---------- DATA SECTION

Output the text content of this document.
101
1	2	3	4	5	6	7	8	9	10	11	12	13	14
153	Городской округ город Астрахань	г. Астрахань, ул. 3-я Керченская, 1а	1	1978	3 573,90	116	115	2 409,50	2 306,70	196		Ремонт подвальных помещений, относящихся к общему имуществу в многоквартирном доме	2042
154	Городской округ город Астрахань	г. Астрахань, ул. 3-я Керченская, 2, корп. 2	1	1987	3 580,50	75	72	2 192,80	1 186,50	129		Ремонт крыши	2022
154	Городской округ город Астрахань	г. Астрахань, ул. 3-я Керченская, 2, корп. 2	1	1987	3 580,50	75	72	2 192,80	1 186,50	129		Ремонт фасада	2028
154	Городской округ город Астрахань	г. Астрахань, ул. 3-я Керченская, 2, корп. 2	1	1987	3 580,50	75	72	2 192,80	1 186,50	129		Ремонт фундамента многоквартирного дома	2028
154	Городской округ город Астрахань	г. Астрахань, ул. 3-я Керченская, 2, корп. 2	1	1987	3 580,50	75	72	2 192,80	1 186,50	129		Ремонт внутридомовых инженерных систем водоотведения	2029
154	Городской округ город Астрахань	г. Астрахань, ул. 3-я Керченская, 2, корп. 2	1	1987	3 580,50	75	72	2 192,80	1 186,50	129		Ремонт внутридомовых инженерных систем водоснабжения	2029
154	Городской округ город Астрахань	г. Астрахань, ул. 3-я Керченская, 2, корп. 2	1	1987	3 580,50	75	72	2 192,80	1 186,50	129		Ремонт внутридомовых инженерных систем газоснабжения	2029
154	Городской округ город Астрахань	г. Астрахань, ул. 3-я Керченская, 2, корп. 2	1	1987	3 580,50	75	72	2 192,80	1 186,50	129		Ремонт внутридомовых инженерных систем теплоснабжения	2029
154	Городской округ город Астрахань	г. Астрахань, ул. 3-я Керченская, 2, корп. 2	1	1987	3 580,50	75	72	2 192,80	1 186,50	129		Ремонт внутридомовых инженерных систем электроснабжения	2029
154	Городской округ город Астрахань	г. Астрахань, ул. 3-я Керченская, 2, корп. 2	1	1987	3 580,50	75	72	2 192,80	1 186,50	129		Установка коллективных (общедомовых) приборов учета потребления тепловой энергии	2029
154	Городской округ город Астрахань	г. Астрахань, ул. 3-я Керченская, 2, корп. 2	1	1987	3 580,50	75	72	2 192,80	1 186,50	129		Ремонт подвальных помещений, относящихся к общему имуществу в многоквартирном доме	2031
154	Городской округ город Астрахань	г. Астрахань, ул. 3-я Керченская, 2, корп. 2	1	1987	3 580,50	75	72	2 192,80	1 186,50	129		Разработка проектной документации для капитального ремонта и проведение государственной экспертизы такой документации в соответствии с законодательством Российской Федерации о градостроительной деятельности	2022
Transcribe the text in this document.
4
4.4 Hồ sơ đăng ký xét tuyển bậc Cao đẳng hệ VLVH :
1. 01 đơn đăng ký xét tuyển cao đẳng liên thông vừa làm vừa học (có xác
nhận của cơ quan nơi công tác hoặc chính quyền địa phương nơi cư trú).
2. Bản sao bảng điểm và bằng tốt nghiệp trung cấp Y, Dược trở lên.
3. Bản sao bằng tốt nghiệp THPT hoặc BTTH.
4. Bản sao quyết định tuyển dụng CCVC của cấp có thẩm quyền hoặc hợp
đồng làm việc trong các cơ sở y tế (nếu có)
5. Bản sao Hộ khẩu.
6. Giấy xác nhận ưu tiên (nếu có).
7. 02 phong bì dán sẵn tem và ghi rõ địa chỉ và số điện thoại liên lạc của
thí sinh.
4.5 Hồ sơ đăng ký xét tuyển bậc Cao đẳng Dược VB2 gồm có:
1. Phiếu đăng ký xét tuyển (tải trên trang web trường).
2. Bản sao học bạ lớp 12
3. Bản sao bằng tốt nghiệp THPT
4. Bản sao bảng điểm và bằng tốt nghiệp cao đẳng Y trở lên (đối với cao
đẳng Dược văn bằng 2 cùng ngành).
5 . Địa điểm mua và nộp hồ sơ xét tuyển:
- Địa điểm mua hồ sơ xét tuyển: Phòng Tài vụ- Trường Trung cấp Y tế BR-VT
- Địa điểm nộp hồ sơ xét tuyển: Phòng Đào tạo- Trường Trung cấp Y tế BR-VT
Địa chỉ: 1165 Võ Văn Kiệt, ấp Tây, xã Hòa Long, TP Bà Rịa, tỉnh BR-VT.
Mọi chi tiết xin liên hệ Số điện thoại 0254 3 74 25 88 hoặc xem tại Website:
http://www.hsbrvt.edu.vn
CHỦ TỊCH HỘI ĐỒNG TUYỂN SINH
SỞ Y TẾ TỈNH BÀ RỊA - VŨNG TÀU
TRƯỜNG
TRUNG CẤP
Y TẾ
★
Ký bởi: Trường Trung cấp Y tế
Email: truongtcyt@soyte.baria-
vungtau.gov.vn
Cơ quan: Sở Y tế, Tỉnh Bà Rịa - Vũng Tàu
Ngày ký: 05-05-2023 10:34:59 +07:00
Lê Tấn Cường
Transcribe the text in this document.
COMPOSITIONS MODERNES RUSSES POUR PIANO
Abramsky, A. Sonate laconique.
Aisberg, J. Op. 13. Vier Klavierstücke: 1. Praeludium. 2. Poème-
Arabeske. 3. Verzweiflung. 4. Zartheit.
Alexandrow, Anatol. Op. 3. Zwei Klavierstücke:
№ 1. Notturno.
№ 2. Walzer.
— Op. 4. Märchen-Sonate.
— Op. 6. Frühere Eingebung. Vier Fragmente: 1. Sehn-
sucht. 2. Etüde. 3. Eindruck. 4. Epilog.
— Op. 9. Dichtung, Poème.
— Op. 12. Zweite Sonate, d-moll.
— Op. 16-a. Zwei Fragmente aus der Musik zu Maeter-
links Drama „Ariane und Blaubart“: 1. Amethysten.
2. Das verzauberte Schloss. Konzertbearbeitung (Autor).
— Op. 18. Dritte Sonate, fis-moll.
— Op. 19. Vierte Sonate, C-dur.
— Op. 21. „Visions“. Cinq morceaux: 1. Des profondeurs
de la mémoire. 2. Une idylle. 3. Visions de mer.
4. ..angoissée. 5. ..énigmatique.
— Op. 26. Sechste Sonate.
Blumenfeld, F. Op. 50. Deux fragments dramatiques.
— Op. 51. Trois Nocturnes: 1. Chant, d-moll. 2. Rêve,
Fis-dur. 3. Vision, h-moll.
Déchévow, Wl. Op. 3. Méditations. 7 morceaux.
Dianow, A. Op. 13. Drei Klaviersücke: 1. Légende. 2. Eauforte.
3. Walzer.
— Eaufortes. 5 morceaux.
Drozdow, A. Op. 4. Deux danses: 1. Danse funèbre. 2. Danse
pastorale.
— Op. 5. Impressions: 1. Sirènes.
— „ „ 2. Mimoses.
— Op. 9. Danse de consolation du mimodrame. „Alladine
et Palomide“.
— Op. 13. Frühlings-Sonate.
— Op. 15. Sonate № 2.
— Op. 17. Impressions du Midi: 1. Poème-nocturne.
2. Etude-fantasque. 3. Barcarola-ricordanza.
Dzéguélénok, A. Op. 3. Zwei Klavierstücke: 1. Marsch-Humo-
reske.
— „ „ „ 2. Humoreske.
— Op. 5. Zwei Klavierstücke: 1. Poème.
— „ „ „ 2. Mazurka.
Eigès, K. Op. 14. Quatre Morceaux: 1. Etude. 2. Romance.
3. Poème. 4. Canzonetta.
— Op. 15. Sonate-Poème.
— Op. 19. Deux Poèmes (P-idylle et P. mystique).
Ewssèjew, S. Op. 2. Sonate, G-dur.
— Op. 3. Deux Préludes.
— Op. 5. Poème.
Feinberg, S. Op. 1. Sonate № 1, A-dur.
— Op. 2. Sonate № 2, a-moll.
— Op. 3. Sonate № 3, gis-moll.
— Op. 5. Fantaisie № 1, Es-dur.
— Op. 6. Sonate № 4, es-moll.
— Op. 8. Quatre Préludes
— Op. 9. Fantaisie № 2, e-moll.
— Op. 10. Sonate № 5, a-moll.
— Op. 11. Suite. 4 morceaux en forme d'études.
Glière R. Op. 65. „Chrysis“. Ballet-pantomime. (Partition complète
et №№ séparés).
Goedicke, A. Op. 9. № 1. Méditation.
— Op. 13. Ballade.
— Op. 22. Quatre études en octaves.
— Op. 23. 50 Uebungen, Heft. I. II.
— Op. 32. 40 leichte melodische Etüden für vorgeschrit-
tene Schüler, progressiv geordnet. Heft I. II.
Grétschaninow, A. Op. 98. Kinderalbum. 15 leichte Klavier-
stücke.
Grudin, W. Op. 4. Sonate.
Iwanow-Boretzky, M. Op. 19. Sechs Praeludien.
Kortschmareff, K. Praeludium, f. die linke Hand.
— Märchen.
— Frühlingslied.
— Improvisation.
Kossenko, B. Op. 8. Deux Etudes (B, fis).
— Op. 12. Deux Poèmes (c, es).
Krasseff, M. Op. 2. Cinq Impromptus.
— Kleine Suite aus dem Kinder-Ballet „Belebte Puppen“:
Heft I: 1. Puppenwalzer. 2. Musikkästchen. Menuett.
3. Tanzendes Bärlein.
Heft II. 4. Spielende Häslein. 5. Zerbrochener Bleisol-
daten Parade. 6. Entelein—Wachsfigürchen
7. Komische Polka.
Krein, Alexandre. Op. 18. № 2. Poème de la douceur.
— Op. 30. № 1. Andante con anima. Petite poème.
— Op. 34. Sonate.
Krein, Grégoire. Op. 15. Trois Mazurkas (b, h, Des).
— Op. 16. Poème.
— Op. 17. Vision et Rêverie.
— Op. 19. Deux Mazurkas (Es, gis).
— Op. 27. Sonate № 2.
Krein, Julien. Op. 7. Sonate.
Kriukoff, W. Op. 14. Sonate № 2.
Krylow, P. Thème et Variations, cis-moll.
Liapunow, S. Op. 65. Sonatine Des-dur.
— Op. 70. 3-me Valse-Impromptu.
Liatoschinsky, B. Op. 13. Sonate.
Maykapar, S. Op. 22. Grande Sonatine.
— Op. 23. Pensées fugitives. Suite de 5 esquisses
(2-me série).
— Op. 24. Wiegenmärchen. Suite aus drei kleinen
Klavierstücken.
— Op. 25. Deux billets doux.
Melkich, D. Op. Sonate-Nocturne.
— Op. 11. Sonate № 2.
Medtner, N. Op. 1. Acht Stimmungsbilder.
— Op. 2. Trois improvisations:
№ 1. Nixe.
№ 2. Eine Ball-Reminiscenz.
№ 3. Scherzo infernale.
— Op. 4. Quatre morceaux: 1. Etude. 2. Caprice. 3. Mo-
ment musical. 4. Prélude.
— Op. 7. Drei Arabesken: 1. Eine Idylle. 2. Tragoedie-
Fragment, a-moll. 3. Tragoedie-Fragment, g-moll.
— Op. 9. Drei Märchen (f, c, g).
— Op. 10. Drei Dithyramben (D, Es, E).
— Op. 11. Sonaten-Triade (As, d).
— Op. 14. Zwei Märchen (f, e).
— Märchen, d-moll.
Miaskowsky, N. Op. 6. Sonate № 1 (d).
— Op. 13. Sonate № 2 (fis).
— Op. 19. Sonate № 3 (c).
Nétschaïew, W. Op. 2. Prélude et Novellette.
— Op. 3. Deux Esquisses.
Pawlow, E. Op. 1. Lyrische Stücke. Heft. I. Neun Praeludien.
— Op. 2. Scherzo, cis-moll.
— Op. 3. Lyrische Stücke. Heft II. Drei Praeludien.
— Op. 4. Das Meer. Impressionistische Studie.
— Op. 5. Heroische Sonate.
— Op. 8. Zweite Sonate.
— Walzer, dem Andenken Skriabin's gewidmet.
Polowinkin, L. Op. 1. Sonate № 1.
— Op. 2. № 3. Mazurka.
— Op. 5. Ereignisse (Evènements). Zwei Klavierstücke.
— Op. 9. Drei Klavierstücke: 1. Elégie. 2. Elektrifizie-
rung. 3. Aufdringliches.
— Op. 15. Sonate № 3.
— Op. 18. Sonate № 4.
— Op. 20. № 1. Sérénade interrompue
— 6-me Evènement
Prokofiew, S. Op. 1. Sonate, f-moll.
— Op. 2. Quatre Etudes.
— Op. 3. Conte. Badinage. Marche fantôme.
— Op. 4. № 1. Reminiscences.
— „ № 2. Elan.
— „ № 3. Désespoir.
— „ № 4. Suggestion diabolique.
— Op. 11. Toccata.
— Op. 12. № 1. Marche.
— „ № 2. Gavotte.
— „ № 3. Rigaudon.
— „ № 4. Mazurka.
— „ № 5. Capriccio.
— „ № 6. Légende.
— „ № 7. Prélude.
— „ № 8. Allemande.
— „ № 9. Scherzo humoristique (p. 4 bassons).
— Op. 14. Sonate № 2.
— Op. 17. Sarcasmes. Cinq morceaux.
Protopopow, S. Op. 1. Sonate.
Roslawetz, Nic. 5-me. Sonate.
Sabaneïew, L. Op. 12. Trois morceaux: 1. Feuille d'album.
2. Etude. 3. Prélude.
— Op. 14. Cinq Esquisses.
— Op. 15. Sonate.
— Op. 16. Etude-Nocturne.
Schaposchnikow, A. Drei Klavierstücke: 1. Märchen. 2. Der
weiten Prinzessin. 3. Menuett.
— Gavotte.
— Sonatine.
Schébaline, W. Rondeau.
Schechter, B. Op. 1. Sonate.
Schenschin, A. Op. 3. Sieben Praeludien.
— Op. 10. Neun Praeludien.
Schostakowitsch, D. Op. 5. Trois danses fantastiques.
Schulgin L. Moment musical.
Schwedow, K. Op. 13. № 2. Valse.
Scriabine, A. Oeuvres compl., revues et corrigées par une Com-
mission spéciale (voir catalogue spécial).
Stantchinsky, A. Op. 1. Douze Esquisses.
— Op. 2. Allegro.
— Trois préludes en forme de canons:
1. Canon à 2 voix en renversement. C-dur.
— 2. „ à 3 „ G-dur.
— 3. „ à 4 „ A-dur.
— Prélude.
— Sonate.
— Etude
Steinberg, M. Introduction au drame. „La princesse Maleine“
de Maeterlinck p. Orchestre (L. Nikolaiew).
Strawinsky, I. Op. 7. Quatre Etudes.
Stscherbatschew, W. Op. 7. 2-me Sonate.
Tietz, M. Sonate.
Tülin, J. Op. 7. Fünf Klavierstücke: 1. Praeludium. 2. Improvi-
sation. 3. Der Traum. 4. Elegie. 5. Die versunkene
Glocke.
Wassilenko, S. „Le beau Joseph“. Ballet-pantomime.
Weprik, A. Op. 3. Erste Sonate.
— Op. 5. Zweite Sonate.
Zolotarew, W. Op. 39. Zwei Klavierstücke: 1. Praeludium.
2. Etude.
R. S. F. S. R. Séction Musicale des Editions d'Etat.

--------------------

WHAT THE TASK REQUIRES: Copy out all lines from the material above that contain the string "forme".

FINAL RESULT:
— Op. 11. Suite. 4 morceaux en forme d'études.
— Trois préludes en forme de canons:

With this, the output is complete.